___ The input
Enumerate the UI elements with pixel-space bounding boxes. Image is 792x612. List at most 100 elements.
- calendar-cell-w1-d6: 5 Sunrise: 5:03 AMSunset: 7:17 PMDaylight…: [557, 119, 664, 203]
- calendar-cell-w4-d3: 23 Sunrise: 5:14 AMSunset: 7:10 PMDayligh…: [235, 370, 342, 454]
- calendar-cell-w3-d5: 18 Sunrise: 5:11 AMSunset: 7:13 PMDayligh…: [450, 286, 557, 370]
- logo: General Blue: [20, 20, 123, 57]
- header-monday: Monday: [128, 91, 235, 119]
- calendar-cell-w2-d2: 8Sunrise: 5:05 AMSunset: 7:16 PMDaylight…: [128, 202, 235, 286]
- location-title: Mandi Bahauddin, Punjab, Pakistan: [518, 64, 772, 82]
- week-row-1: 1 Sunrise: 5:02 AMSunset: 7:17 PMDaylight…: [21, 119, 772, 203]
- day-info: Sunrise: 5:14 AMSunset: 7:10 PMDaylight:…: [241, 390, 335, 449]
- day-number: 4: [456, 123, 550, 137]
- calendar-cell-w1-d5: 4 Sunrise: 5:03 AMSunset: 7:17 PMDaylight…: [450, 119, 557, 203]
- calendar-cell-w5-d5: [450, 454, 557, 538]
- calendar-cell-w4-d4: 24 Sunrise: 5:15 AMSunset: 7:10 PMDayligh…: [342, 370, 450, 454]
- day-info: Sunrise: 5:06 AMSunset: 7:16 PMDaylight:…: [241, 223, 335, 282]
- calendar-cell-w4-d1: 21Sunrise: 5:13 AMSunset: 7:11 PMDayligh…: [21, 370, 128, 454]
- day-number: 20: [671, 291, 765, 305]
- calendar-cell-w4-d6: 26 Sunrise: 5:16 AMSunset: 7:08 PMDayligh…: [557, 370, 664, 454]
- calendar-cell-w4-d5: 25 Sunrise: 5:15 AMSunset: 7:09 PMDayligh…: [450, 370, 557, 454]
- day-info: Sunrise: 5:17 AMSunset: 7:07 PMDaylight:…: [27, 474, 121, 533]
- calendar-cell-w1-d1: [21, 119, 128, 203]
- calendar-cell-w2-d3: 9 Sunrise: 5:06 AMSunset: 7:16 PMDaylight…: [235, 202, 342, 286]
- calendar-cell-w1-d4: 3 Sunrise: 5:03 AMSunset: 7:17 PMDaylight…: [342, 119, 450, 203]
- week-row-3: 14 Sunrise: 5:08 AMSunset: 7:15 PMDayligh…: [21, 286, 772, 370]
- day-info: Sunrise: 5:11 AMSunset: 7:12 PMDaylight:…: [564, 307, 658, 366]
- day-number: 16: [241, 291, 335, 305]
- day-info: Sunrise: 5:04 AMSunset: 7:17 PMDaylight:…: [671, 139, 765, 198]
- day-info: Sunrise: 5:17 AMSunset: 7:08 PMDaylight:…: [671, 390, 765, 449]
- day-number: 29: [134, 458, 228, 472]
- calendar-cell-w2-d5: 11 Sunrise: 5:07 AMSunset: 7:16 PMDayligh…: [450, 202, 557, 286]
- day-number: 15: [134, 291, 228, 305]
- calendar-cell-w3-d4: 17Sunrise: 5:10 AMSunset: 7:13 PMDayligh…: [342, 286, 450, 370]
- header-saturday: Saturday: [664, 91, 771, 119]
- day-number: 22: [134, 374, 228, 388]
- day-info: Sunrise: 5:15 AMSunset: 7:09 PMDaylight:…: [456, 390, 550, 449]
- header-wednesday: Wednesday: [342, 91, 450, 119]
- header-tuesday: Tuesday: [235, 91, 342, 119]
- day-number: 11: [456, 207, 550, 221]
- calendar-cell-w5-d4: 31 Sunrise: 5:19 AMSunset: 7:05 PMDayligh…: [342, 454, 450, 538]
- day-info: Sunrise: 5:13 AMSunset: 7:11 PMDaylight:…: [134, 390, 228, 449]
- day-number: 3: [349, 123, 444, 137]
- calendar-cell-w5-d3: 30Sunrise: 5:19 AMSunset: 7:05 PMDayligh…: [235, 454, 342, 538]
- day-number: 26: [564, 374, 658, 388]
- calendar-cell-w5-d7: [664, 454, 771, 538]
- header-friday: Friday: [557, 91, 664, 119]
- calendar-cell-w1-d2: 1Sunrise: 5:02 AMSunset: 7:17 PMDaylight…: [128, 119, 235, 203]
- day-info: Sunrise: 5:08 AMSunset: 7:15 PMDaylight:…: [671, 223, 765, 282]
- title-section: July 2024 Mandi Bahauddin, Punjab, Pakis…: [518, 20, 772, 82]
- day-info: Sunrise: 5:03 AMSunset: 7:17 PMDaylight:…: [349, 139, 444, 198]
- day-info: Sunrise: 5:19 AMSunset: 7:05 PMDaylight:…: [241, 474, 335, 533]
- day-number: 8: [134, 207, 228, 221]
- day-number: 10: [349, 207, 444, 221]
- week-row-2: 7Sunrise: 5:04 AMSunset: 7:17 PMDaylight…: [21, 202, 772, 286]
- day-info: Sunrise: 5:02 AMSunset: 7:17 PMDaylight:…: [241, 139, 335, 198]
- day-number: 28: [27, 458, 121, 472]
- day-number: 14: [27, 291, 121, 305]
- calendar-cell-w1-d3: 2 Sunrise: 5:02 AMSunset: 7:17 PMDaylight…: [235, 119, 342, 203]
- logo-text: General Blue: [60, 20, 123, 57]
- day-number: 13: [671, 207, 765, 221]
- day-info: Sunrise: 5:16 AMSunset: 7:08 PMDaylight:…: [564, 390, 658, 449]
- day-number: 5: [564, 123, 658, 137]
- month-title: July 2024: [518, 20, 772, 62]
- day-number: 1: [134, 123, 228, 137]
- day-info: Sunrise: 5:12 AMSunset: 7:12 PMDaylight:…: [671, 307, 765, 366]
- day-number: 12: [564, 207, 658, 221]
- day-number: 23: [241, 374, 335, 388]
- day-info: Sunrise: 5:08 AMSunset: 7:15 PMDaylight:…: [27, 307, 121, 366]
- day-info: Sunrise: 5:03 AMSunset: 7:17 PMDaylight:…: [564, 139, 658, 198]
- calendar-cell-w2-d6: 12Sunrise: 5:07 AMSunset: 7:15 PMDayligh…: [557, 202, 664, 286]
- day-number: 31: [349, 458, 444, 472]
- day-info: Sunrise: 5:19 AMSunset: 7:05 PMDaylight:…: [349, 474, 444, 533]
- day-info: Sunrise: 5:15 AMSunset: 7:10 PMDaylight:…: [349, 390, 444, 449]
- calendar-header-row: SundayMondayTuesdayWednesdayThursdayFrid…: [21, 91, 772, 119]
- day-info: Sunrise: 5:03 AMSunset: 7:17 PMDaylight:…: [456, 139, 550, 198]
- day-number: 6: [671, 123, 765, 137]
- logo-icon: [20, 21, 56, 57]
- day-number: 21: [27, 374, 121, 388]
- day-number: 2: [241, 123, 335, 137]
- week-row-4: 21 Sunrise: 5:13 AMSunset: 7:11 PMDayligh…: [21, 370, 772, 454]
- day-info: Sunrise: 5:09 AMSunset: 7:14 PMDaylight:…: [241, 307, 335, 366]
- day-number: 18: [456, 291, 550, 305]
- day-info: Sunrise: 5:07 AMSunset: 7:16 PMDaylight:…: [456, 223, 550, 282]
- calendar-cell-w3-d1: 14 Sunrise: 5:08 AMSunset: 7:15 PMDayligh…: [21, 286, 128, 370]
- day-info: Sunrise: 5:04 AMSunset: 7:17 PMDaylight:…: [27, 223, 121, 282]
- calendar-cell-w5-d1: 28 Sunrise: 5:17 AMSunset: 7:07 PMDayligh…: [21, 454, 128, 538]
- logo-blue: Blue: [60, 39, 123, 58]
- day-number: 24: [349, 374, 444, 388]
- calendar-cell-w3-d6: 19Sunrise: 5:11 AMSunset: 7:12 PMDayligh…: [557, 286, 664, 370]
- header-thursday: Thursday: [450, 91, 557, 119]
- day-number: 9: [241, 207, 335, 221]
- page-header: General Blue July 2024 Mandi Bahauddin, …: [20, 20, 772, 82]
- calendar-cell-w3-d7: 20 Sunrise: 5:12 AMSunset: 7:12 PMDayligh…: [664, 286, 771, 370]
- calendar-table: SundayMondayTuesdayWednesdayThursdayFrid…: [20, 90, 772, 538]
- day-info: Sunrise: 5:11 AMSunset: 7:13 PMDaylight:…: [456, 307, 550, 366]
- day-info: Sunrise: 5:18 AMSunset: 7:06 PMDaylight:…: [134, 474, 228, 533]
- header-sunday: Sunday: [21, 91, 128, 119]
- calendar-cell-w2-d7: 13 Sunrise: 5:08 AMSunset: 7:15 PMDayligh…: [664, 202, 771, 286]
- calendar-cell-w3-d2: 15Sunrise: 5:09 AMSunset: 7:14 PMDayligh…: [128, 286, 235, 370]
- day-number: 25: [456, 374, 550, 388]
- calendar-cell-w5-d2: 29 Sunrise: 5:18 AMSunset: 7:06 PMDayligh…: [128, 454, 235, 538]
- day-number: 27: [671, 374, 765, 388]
______
What to do. Put the stretch of entries from the start through the line containing "- calendar-cell-w1-d6: 5" into a Markdown table with the columns Row and Line, numbering each row and skipping blank lines.

Output for this exercise.
| Row | Line |
|---|---|
| 1 | Enumerate the UI elements with pixel-space bounding boxes. Image is 792x612. List at most 100 elements. |
| 2 | - calendar-cell-w1-d6: 5 Sunrise: 5:03 AMSunset: 7:17 PMDaylight…: [557, 119, 664, 203] |